▶ [Some records]
- - - - -
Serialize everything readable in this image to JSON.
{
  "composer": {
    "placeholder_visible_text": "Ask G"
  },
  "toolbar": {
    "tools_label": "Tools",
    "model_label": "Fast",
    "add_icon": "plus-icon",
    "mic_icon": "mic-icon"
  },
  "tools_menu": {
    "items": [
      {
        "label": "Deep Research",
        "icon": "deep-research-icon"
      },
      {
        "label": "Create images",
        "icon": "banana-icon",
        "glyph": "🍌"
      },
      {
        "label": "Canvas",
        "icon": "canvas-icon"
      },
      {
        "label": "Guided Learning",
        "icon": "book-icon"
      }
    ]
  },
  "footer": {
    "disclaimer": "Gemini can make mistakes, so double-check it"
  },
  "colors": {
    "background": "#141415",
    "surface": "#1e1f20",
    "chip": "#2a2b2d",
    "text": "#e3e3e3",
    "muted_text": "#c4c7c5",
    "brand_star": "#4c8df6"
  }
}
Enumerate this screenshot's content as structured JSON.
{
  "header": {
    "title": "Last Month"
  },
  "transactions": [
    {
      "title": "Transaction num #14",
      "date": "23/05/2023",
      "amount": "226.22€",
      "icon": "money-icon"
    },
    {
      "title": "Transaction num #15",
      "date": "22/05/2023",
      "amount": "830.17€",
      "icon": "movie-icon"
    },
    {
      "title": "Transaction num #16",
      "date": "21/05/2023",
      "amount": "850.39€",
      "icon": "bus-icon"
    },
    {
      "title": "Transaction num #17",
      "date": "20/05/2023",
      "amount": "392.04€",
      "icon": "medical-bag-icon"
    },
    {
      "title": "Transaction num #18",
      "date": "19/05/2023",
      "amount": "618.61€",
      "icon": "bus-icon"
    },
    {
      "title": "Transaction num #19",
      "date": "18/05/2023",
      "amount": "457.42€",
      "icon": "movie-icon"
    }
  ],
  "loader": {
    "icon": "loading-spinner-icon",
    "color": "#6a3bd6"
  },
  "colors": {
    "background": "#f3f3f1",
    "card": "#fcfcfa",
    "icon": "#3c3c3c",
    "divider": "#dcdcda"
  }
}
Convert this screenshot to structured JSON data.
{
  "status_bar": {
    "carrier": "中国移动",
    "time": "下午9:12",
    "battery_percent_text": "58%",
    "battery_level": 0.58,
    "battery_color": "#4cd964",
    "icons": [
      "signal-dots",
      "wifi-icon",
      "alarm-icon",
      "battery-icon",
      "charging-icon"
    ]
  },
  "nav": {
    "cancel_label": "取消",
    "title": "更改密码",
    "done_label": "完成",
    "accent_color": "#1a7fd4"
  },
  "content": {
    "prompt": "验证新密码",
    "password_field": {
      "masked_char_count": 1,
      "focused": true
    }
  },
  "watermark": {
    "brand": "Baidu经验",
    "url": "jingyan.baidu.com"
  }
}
- - - - -
▶ [THE TASK]
Write out every entry word for word.

▶ [FULL RESPONSE]
Serialize everything readable in this image to JSON.
{
  "composer": {
    "placeholder_visible_text": "Ask G"
  },
  "toolbar": {
    "tools_label": "Tools",
    "model_label": "Fast",
    "add_icon": "plus-icon",
    "mic_icon": "mic-icon"
  },
  "tools_menu": {
    "items": [
      {
        "label": "Deep Research",
        "icon": "deep-research-icon"
      },
      {
        "label": "Create images",
        "icon": "banana-icon",
        "glyph": "🍌"
      },
      {
        "label": "Canvas",
        "icon": "canvas-icon"
      },
      {
        "label": "Guided Learning",
        "icon": "book-icon"
      }
    ]
  },
  "footer": {
    "disclaimer": "Gemini can make mistakes, so double-check it"
  },
  "colors": {
    "background": "#141415",
    "surface": "#1e1f20",
    "chip": "#2a2b2d",
    "text": "#e3e3e3",
    "muted_text": "#c4c7c5",
    "brand_star": "#4c8df6"
  }
}
Enumerate this screenshot's content as structured JSON.
{
  "header": {
    "title": "Last Month"
  },
  "transactions": [
    {
      "title": "Transaction num #14",
      "date": "23/05/2023",
      "amount": "226.22€",
      "icon": "money-icon"
    },
    {
      "title": "Transaction num #15",
      "date": "22/05/2023",
      "amount": "830.17€",
      "icon": "movie-icon"
    },
    {
      "title": "Transaction num #16",
      "date": "21/05/2023",
      "amount": "850.39€",
      "icon": "bus-icon"
    },
    {
      "title": "Transaction num #17",
      "date": "20/05/2023",
      "amount": "392.04€",
      "icon": "medical-bag-icon"
    },
    {
      "title": "Transaction num #18",
      "date": "19/05/2023",
      "amount": "618.61€",
      "icon": "bus-icon"
    },
    {
      "title": "Transaction num #19",
      "date": "18/05/2023",
      "amount": "457.42€",
      "icon": "movie-icon"
    }
  ],
  "loader": {
    "icon": "loading-spinner-icon",
    "color": "#6a3bd6"
  },
  "colors": {
    "background": "#f3f3f1",
    "card": "#fcfcfa",
    "icon": "#3c3c3c",
    "divider": "#dcdcda"
  }
}
Convert this screenshot to structured JSON data.
{
  "status_bar": {
    "carrier": "中国移动",
    "time": "下午9:12",
    "battery_percent_text": "58%",
    "battery_level": 0.58,
    "battery_color": "#4cd964",
    "icons": [
      "signal-dots",
      "wifi-icon",
      "alarm-icon",
      "battery-icon",
      "charging-icon"
    ]
  },
  "nav": {
    "cancel_label": "取消",
    "title": "更改密码",
    "done_label": "完成",
    "accent_color": "#1a7fd4"
  },
  "content": {
    "prompt": "验证新密码",
    "password_field": {
      "masked_char_count": 1,
      "focused": true
    }
  },
  "watermark": {
    "brand": "Baidu经验",
    "url": "jingyan.baidu.com"
  }
}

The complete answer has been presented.